··· SOURCE RECORDS ···
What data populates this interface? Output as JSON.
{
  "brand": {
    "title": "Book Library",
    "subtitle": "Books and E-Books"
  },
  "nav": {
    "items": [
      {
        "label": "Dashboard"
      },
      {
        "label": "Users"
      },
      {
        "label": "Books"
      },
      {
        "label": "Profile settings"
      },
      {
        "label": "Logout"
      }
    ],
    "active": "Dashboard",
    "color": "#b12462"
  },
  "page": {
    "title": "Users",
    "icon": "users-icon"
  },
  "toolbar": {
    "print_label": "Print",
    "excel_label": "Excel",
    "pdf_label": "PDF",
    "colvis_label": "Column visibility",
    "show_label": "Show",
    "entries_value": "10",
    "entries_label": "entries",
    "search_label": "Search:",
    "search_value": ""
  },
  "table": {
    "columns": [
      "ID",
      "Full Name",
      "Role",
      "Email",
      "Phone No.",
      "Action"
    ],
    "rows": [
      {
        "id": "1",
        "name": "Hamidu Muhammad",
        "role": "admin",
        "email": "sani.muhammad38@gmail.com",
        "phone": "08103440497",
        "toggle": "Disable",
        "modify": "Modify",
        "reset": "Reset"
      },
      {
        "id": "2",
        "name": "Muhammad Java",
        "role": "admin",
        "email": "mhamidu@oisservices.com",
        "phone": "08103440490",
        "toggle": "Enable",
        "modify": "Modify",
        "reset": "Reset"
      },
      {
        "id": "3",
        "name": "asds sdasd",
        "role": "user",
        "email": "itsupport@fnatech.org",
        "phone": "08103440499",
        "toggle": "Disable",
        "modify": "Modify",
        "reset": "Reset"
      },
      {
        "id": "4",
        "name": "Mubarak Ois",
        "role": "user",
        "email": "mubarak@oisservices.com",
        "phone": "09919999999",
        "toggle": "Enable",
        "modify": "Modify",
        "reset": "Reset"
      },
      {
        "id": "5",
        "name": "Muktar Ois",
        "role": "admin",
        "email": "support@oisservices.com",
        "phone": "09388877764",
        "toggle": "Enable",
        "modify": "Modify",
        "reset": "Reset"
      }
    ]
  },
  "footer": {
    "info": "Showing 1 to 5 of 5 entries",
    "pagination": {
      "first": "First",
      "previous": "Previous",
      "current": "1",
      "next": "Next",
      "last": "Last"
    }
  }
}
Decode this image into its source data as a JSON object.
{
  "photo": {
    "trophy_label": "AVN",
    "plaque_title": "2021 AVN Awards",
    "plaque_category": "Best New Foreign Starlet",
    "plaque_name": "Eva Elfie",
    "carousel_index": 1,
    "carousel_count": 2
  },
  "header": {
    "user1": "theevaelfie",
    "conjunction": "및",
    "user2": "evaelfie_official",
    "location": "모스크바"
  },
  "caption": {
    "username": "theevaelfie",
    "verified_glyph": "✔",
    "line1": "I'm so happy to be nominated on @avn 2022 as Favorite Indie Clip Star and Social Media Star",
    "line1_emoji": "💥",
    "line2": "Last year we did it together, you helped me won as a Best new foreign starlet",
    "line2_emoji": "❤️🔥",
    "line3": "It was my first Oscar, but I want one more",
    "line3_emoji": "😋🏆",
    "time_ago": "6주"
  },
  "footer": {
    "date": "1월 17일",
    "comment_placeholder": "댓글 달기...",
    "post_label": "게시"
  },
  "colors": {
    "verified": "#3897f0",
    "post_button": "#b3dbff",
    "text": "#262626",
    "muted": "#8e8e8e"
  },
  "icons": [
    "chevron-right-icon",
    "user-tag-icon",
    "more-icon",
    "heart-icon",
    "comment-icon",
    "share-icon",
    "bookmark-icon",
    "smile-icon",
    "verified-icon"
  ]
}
···
TASK GOAL:
Above is a listing; report how many of its lines include the word "Last", giving the number only.

EXERCISE ANSWER:
2